### Records provided:
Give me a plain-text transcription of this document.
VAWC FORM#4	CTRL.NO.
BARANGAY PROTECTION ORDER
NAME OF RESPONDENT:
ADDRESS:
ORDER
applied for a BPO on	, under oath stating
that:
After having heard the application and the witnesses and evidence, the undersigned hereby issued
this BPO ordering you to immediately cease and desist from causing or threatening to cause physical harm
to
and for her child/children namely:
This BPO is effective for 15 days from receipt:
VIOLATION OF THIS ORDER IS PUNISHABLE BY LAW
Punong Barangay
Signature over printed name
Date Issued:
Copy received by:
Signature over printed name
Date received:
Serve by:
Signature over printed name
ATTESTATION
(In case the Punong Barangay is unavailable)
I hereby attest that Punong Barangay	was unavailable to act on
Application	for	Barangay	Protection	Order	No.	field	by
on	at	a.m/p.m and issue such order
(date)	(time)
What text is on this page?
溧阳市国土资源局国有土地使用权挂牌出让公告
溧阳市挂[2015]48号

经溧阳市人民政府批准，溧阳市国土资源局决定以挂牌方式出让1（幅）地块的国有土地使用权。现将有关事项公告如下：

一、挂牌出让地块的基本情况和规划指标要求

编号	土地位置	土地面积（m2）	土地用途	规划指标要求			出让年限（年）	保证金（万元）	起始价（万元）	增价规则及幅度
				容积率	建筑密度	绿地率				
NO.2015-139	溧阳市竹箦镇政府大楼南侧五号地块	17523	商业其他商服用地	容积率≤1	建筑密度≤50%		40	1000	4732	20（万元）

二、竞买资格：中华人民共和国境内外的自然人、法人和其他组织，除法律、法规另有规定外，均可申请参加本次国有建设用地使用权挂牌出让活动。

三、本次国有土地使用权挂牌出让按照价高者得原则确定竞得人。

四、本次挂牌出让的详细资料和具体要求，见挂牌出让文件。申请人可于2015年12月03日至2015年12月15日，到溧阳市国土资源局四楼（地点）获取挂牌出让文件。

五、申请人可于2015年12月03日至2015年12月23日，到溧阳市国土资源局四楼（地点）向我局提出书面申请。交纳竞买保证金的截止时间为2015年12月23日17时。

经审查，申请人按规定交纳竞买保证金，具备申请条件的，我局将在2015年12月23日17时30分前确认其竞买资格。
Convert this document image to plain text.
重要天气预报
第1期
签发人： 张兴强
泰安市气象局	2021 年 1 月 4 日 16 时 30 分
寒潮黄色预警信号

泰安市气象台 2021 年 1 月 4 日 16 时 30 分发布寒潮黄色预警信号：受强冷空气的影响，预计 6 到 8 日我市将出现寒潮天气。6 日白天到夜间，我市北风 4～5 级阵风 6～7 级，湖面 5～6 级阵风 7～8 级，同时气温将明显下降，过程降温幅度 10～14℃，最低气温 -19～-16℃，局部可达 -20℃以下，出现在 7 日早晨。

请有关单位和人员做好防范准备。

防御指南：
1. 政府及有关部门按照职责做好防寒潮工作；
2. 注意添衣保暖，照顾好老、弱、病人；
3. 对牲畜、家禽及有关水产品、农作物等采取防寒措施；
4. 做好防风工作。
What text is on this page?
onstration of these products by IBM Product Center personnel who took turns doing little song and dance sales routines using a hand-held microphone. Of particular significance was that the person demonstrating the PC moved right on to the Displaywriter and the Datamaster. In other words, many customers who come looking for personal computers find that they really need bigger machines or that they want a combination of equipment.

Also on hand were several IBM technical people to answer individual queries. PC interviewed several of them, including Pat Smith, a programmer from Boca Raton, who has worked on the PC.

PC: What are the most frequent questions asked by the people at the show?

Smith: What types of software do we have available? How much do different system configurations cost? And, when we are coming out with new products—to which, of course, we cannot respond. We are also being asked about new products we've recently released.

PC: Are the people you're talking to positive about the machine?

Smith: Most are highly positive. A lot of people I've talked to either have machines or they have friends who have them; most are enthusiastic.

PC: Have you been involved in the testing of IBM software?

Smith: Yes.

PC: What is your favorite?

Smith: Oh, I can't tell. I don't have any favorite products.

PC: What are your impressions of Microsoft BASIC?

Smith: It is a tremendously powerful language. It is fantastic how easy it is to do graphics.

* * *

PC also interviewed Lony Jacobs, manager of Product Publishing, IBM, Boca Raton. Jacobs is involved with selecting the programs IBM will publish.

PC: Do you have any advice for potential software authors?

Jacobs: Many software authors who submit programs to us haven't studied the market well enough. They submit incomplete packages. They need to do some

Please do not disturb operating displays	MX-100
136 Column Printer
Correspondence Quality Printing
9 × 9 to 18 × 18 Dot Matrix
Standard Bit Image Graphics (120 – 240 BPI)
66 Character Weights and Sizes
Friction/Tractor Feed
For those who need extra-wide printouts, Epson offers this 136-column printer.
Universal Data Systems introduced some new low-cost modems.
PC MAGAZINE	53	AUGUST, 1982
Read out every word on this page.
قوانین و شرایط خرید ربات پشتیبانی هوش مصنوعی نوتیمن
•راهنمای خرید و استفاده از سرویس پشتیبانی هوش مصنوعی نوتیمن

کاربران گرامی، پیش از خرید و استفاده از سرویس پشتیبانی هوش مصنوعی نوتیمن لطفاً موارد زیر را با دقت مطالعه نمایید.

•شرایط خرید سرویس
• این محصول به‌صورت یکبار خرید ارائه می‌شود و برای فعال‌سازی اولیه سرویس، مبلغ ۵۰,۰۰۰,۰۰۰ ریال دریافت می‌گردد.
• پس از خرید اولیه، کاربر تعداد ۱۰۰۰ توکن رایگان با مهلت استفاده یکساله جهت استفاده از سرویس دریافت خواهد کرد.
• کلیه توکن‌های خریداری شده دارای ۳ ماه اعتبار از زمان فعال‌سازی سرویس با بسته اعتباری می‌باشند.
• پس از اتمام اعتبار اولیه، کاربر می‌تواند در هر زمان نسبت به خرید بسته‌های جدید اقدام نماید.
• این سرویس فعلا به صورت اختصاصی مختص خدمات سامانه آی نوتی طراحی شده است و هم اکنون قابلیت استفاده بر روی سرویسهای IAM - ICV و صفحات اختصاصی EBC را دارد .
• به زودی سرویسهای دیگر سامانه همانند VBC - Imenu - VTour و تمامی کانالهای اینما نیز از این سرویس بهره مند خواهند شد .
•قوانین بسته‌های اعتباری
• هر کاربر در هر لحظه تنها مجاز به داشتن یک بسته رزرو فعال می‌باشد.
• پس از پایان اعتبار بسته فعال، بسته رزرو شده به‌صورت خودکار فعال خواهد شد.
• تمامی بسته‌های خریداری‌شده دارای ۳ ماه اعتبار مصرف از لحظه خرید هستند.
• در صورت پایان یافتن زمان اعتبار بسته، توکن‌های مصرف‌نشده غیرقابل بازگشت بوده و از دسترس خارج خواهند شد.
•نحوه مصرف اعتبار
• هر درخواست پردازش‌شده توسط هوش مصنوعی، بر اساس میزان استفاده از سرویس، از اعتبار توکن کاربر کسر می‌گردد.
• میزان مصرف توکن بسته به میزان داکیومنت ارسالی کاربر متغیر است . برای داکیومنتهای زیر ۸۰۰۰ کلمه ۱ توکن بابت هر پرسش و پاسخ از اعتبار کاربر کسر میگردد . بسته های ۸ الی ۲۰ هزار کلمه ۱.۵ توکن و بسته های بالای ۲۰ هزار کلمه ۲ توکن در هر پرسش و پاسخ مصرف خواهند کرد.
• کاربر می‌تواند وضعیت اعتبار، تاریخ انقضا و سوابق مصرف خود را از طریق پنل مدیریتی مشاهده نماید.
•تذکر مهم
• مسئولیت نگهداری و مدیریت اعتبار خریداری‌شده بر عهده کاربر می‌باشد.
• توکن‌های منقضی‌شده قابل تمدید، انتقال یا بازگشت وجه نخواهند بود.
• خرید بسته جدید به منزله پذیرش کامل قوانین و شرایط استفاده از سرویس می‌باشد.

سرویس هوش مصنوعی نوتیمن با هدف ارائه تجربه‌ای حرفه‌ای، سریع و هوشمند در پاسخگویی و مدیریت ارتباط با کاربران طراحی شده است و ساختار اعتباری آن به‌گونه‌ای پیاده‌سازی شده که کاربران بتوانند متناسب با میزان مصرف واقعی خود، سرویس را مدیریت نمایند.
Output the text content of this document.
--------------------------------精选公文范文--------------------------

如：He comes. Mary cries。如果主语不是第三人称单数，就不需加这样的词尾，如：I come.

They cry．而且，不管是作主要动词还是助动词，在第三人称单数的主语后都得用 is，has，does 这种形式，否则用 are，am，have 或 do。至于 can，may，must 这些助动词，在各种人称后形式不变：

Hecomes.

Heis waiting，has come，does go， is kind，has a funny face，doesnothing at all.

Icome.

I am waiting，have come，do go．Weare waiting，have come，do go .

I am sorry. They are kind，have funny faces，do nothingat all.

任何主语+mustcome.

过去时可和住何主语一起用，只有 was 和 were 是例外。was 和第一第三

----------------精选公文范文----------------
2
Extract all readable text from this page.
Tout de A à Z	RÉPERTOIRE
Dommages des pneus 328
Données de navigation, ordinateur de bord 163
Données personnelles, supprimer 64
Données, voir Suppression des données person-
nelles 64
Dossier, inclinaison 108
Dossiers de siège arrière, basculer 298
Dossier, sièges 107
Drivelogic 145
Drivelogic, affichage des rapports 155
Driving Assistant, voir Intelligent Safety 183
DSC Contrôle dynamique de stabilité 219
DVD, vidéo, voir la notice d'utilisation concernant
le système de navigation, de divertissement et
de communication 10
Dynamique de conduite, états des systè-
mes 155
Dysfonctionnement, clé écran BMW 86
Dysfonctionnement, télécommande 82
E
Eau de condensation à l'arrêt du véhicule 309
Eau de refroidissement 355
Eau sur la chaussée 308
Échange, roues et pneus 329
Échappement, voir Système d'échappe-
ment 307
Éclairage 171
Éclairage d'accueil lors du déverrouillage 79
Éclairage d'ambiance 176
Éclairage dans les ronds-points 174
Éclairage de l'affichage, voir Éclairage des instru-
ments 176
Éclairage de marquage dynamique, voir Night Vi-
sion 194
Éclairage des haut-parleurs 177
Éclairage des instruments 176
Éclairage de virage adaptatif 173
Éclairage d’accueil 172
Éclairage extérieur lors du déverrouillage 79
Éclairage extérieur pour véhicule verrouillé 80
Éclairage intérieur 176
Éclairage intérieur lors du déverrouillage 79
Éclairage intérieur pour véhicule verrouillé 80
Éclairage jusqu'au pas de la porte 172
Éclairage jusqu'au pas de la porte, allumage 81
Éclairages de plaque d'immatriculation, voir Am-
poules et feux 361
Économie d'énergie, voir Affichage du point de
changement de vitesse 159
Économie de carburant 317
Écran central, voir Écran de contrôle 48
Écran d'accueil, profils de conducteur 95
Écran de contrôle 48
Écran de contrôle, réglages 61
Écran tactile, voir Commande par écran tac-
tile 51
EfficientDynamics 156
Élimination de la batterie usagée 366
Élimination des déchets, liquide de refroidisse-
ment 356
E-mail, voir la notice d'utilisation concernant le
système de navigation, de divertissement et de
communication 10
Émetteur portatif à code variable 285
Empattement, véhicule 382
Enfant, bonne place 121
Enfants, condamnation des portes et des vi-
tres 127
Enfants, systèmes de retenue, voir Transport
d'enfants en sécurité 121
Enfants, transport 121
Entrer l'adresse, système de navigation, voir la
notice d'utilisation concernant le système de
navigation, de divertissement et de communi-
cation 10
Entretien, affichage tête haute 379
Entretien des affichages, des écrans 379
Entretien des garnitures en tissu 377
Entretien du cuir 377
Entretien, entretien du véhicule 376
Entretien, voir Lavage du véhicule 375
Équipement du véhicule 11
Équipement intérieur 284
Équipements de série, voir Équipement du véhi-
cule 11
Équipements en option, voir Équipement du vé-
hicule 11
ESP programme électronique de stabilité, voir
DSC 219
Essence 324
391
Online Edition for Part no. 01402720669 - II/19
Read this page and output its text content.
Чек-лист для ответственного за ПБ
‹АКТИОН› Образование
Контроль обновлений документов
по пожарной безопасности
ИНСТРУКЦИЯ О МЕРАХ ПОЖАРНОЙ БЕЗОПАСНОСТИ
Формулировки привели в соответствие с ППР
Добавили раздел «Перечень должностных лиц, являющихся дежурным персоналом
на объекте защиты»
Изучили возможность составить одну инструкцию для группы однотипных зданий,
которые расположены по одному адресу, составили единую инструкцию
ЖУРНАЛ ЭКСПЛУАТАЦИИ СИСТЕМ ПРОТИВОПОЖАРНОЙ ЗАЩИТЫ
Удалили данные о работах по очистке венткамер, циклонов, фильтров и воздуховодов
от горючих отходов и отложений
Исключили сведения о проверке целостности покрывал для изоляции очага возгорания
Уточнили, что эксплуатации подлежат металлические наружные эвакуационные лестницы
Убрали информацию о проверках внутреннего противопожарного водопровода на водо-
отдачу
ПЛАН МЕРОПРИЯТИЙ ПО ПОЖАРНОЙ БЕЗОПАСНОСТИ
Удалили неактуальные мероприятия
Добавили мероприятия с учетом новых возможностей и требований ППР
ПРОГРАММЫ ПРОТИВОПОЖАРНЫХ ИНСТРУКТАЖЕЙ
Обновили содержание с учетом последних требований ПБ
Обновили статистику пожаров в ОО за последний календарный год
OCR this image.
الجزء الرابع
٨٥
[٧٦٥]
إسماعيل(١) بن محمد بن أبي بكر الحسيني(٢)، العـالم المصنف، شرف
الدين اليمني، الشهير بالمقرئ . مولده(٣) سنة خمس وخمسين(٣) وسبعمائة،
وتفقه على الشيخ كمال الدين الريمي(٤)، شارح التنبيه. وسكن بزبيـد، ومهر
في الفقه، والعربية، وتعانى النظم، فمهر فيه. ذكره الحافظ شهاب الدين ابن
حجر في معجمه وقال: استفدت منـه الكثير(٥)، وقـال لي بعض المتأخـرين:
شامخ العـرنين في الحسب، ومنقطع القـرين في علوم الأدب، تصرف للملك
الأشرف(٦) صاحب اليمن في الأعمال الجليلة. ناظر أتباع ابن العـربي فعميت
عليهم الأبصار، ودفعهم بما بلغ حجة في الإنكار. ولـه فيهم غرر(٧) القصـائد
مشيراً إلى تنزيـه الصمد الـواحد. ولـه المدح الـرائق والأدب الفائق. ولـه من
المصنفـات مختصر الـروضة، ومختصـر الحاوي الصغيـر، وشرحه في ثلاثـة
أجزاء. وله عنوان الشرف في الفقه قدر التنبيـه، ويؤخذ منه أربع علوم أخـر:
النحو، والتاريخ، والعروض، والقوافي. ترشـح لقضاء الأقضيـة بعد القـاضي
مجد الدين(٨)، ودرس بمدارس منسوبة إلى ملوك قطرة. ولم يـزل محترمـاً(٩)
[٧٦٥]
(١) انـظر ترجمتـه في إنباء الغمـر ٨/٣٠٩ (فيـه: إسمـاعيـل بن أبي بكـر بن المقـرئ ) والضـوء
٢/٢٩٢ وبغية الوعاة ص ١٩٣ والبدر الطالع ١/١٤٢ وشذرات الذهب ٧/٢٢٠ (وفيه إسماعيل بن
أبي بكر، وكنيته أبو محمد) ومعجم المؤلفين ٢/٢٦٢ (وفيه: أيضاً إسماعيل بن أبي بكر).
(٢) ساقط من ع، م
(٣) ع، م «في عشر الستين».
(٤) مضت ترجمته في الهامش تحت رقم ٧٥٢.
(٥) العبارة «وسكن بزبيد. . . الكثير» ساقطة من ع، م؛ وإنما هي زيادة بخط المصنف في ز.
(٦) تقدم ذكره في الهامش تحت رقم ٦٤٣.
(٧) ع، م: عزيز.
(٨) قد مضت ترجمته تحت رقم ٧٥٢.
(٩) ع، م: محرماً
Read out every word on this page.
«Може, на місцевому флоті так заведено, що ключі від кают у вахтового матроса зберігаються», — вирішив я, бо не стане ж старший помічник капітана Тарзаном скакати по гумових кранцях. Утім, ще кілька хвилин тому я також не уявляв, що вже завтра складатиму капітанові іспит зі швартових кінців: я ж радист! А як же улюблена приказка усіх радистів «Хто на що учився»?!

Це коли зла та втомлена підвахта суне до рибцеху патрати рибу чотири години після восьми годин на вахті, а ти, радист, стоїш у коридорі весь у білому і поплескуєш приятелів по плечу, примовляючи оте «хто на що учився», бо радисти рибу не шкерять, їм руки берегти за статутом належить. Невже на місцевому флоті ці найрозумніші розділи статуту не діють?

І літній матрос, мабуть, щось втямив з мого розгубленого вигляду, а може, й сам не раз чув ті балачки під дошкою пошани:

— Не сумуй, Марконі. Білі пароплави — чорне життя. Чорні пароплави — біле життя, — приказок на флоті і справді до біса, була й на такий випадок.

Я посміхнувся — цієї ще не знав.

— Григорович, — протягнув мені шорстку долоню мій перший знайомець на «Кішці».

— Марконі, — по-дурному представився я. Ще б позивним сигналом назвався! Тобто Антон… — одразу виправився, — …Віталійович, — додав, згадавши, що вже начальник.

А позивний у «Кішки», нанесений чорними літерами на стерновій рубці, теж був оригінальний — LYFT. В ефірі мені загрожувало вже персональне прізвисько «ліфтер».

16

### Exercise:
For the data above, state only how many lines include the word "Entretien".

### Response to the task:
6